_REQUIREMENTS:_ Look through the data below. Show each line where the string "også" occurs.

------------------------------

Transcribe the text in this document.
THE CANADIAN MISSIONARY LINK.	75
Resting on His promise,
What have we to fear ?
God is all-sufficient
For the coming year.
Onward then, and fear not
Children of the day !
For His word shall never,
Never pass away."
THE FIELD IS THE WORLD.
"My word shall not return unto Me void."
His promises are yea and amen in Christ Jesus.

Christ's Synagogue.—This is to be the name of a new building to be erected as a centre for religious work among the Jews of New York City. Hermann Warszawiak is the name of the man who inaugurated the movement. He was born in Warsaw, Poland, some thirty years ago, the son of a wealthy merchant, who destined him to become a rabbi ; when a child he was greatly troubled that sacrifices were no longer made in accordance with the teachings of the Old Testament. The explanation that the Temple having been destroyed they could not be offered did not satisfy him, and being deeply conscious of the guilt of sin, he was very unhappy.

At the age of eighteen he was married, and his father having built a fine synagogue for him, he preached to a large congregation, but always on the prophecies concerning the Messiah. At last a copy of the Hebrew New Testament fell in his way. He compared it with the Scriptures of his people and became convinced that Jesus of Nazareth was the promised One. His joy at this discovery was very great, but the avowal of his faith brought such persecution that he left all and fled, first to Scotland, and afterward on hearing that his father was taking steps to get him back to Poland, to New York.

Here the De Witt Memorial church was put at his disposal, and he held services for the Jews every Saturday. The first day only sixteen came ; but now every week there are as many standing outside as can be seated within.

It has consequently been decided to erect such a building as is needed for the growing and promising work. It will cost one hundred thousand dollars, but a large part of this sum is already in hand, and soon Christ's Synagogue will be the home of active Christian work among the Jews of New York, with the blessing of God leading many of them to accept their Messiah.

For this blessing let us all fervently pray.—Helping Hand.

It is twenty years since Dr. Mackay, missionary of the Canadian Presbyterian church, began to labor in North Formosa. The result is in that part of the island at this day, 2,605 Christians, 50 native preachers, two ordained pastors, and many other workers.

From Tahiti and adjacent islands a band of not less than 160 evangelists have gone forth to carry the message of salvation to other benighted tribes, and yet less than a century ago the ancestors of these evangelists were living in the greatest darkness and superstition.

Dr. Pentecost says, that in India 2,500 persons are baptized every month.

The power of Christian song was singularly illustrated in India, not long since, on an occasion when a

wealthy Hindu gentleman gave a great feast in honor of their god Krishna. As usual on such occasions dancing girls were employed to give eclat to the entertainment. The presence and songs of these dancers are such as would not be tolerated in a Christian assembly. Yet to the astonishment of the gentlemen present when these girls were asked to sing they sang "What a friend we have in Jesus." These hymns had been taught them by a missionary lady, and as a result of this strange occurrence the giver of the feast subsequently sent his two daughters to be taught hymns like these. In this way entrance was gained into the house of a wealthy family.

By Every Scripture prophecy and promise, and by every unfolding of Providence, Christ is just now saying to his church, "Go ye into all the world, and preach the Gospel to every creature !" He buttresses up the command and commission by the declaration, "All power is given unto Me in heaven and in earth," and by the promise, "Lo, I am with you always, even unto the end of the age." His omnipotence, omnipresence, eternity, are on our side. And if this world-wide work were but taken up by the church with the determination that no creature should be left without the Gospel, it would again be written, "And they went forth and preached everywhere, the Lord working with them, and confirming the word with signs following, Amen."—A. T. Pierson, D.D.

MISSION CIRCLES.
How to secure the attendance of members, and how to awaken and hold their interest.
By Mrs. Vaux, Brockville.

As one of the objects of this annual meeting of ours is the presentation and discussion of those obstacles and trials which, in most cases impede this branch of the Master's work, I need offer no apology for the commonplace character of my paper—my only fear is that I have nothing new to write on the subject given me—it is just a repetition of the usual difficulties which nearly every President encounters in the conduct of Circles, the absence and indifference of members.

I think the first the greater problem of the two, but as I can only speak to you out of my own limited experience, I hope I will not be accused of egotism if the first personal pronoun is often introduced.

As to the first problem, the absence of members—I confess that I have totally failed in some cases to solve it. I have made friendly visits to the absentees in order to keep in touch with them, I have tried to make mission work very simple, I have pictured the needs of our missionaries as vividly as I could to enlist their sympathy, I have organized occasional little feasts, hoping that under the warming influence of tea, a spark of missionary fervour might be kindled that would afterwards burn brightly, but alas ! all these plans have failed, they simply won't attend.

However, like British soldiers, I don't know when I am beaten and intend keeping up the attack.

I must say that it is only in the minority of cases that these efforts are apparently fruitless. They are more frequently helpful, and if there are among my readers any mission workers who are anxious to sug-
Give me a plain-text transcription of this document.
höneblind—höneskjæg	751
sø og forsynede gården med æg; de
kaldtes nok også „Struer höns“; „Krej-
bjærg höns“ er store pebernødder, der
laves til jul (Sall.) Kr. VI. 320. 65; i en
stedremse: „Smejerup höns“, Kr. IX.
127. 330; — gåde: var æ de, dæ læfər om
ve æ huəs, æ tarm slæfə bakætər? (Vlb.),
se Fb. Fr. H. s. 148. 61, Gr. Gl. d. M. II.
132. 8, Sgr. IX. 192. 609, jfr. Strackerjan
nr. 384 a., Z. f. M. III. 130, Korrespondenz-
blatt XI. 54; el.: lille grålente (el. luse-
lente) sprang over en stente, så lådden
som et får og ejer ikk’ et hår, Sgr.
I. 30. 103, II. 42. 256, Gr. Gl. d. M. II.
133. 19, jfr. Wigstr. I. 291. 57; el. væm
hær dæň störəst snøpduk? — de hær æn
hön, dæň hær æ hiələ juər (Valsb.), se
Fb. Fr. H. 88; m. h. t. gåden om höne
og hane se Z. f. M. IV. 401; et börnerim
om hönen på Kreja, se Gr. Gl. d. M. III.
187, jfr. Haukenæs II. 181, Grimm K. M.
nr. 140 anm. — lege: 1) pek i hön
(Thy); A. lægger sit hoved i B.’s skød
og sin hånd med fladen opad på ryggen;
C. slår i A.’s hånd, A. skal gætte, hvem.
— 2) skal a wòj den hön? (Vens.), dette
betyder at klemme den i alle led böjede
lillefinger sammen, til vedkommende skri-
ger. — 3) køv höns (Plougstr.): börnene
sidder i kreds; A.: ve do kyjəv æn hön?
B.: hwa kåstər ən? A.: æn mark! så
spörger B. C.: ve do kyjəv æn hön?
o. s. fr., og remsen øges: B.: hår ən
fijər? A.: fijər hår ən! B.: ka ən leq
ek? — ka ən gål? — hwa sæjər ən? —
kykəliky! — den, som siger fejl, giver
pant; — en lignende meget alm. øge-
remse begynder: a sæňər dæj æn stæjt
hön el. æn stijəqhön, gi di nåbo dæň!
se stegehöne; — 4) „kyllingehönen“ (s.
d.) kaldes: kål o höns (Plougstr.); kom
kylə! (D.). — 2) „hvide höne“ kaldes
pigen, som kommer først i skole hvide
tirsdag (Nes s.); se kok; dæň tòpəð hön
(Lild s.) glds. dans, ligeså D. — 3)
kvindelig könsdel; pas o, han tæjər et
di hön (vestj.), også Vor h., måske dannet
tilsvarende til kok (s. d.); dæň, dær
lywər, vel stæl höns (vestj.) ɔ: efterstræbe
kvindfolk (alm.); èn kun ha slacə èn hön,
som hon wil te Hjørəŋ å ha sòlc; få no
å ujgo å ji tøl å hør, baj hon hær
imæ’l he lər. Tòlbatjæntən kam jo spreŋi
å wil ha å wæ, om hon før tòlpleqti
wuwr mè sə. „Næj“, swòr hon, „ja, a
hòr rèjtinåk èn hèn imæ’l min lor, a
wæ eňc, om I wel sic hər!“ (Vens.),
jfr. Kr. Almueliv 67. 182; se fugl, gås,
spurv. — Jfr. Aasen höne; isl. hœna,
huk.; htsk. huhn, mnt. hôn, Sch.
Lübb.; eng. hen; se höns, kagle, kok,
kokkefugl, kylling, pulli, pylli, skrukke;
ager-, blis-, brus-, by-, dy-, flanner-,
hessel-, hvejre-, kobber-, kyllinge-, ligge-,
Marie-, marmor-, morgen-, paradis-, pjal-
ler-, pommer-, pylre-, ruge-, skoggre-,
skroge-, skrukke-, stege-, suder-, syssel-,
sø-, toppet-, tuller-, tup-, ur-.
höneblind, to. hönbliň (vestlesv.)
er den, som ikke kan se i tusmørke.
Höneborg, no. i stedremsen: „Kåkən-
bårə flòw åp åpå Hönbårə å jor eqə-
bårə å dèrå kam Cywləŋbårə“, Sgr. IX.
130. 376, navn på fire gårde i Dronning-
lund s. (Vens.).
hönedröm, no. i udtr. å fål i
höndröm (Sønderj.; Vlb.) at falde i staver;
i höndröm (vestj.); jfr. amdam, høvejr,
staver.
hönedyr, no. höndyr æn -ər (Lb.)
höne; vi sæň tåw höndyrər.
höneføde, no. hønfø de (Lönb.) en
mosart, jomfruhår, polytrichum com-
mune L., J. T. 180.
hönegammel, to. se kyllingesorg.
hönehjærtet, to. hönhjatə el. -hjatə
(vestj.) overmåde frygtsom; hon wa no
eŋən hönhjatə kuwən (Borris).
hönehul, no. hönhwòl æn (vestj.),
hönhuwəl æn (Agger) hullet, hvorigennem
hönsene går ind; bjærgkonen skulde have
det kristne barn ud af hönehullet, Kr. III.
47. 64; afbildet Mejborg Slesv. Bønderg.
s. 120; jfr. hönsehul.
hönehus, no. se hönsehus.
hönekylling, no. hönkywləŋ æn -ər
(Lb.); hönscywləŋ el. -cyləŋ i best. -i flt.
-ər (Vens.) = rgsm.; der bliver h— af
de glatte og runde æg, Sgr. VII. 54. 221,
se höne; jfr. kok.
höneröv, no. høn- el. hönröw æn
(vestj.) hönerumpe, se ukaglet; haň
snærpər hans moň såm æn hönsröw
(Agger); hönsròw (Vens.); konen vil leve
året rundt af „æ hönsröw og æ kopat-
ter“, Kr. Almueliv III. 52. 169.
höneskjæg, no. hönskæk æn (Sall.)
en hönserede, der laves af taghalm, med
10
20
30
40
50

------------------------------

_RESULT FOR THIS EXERCISE:_
kaldtes nok også „Struer höns“; „Krej-
di hön (vestj.), også Vor h., måske dannet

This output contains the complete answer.